__Document passage__:
┏━━
By their plain language, neither RSA 362:3-a nor RSA 362:4, I, explicitly amends RSA 362:2 or modifies the term “public” as it is used in that provision. Moreover, neither enactment is incompatible with the analysis of “public” expressed in Wentworth and Monadnock Mills: RSA 362:3-a simply modifies the term “sale” in cases involving electric submetering in campgrounds, while RSA 362:4, I, allows the commission to exempt otherwise public water and sewage utilities from regulation when the number of consumers is fewer than ten. Accordingly, we cannot say that either enactment represents a clear expression of legislative intent to alter the construction of “public” to which this court and, indeed, the PUC, see Plymouth State College, 75 N.H.P.U.C. at 67, have traditionally adhered.
┗━━
__Problems and tasks__:
1: Render the opening sentence of the passage on New Hampshire utility statutes, "By their plain language, neither RSA 362:3-a nor RSA 362:4, I, explicitly amends RSA 362:2 or modifies the term “public” as it is used in that provision.", into Spanish.
2: In one to three sentences, state why the passage on New Hampshire utility statutes concludes that neither enactment clearly expresses a legislative intent to alter the construction of "public."
3: Proceed with the passage on New Hampshire utility statutes, beginning after its final sentence.

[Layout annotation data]
┏━━
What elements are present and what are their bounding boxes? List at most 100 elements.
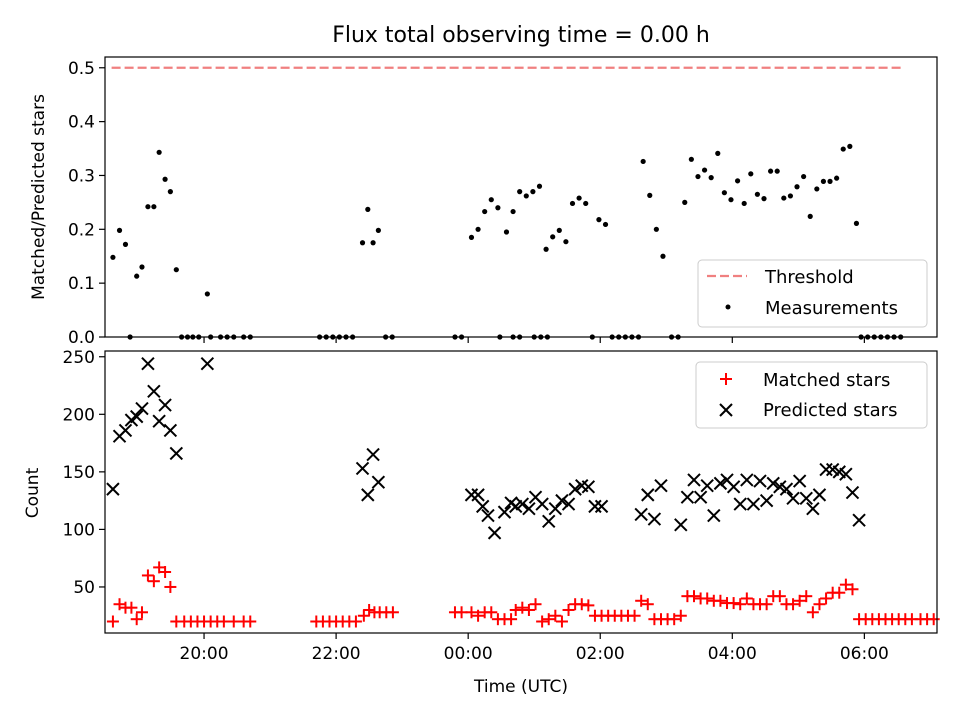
- legend-threshold-label: Threshold: [764, 267, 854, 288]
- predicted-star-point: [594, 499, 609, 514]
- predicted-star-point: [674, 518, 688, 532]
- measurement-point: [741, 200, 747, 207]
- y-tick-label: 0.5: [68, 59, 95, 79]
- predicted-star-point: [141, 356, 155, 371]
- bottom-legend: Matched stars Predicted stars: [695, 361, 928, 429]
- matched-star-point: [135, 606, 148, 619]
- measurement-point: [647, 192, 653, 198]
- measurement-point: [774, 168, 780, 174]
- top-plot-marks: [110, 66, 904, 340]
- predicted-star-point: [759, 493, 774, 508]
- predicted-star-point: [555, 493, 569, 508]
- predicted-star-point: [845, 485, 860, 500]
- top-y-ticks: 0.0 0.1 0.2 0.3 0.4 0.5: [68, 59, 105, 348]
- y-tick-label: 150: [63, 463, 95, 483]
- top-legend-box: [697, 259, 928, 328]
- predicted-star-point: [147, 384, 161, 398]
- matched-star-point: [542, 613, 555, 626]
- matched-star-point: [485, 606, 498, 619]
- measurement-point: [701, 167, 708, 173]
- matched-star-point: [125, 601, 138, 614]
- bottom-panel: Count Time (UTC) 50 100 150 200 250 20:00 22:…: [23, 348, 940, 697]
- predicted-star-point: [687, 473, 701, 487]
- matched-star-point: [806, 606, 819, 619]
- matched-star-point: [562, 603, 575, 616]
- measurement-point: [569, 200, 576, 207]
- measurement-point: [145, 204, 151, 210]
- measurement-point: [583, 200, 589, 207]
- matched-star-point: [164, 580, 177, 593]
- legend-matched-label: Matched stars: [763, 370, 890, 391]
- measurement-point: [708, 175, 714, 181]
- matched-star-point: [159, 565, 172, 578]
- predicted-star-point: [158, 398, 172, 412]
- predicted-star-point: [497, 505, 512, 519]
- matched-star-point: [793, 594, 806, 607]
- predicted-star-point: [753, 474, 767, 488]
- predicted-star-point: [766, 476, 780, 491]
- chart-title: Flux total observing time = 0.00 h: [332, 23, 710, 48]
- measurement-point: [543, 246, 549, 252]
- top-x-ticks: [203, 337, 865, 343]
- matched-star-point: [472, 609, 485, 622]
- matched-star-point: [800, 590, 813, 603]
- measurement-point: [834, 175, 840, 181]
- measurement-point: [468, 234, 475, 240]
- predicted-star-point: [522, 501, 536, 516]
- measurement-point: [827, 178, 833, 184]
- measurement-point: [814, 186, 820, 192]
- matched-star-point: [106, 615, 119, 628]
- measurement-point: [550, 234, 556, 240]
- y-tick-label: 100: [63, 520, 95, 540]
- predicted-star-point: [515, 497, 530, 511]
- predicted-star-point: [641, 488, 655, 502]
- predicted-star-point: [548, 501, 563, 516]
- predicted-star-point: [812, 488, 827, 502]
- predicted-star-point: [487, 526, 502, 540]
- predicted-star-point: [700, 478, 714, 493]
- measurement-point: [695, 173, 701, 180]
- matched-star-point: [555, 615, 568, 628]
- predicted-star-point: [707, 508, 721, 523]
- predicted-star-point: [561, 497, 576, 511]
- predicted-star-point: [852, 513, 866, 527]
- matched-star-point: [833, 586, 846, 599]
- measurement-point: [781, 195, 787, 201]
- measurement-point: [754, 191, 760, 197]
- matched-star-point: [846, 583, 859, 596]
- matched-star-point: [141, 569, 154, 582]
- predicted-star-point: [839, 467, 853, 481]
- matched-star-point: [701, 592, 714, 605]
- predicted-star-point: [806, 501, 820, 516]
- matched-star-point: [522, 603, 535, 616]
- predicted-star-point: [581, 480, 596, 494]
- y-tick-label: 0.3: [68, 166, 95, 186]
- measurement-point: [602, 221, 609, 228]
- predicted-star-point: [371, 475, 386, 489]
- measurement-point: [563, 239, 569, 245]
- matched-star-point: [714, 594, 727, 607]
- measurement-point: [728, 197, 734, 203]
- measurement-point: [488, 197, 494, 203]
- bottom-y-ticks: 50 100 150 200 250: [63, 348, 105, 598]
- predicted-star-point: [680, 490, 695, 504]
- measurement-point: [162, 176, 168, 182]
- predicted-star-point: [535, 497, 549, 511]
- matched-star-point: [575, 598, 588, 611]
- measurement-point: [495, 205, 501, 211]
- matched-star-point: [839, 578, 852, 591]
- top-y-axis-label: Matched/Predicted stars: [29, 94, 49, 300]
- predicted-star-point: [481, 508, 495, 523]
- measurement-point: [370, 240, 376, 246]
- measurement-point: [156, 149, 162, 155]
- measurement-point: [653, 226, 659, 232]
- measurement-point: [556, 227, 562, 233]
- measurement-point: [167, 189, 173, 195]
- predicted-star-point: [106, 482, 120, 496]
- measurement-point: [853, 220, 860, 226]
- measurement-point: [596, 217, 602, 223]
- matched-star-point: [147, 575, 160, 588]
- predicted-star-point: [542, 514, 556, 529]
- predicted-star-point: [366, 447, 380, 462]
┗━━
__Solved problems__:
1: Según su tenor literal, ni el RSA 362:3-a ni el RSA 362:4, I, modifican expresamente el RSA 362:2 ni alteran el término «público» tal como se emplea en esa disposición.

2: Neither RSA 362:3-a nor RSA 362:4, I, explicitly amends RSA 362:2 or modifies the term "public," and neither conflicts with the analysis in Wentworth and Monadnock Mills. RSA 362:3-a only modifies the term "sale" for electric submetering in campgrounds, and RSA 362:4, I, only lets the commission exempt otherwise public water and sewage utilities serving fewer than ten consumers.

3:
*612C

It remains to apply the principles articulated in Wentworth and Monadnock Mills to this case. As explained above, the central inquiry is whether Zimmerman offers his telecommunications services to the public without discrimination. See Monadnock Mills, 92 N.H. at 469, 32 A.2d at 824; Wentworth, 84 N.H. at 260, 149 A. at 506. To this end, we consider whether Zimmerman enjoys an underlying relationship with those persons who use his services that is sufficiently discrete as to differentiate them from other members of the relevant public.

In this case, such a relationship exists. To avail themselves of Zimmerman’s STS network, members of the public must establish a landlord-tenant relationship with Zimmerman by renting space from him on either a long- or short-term basis. Zimmerman’s telecommunications services are thus incidental to and contingent upon his tenants’ status as tenants. Just as access to Plymouth State College’s telecommunications network was limited to those persons with whom the college had discrete relationships, be it landlord-tenant or employer-employee, see Plymouth State College, 75 N.H.P.U.C. at 66-67, so, too, access to Zimmerman’s STS network is restricted to those persons with whom he has a landlord-tenant relationship. Because Zimmerman does not share this affinity with other members of the relevant public, he cannot be said to offer telecommunications services to all comers without discrimination. His STS network, therefore, is not a public utility within the commission’s jurisdiction under RSA 362:2.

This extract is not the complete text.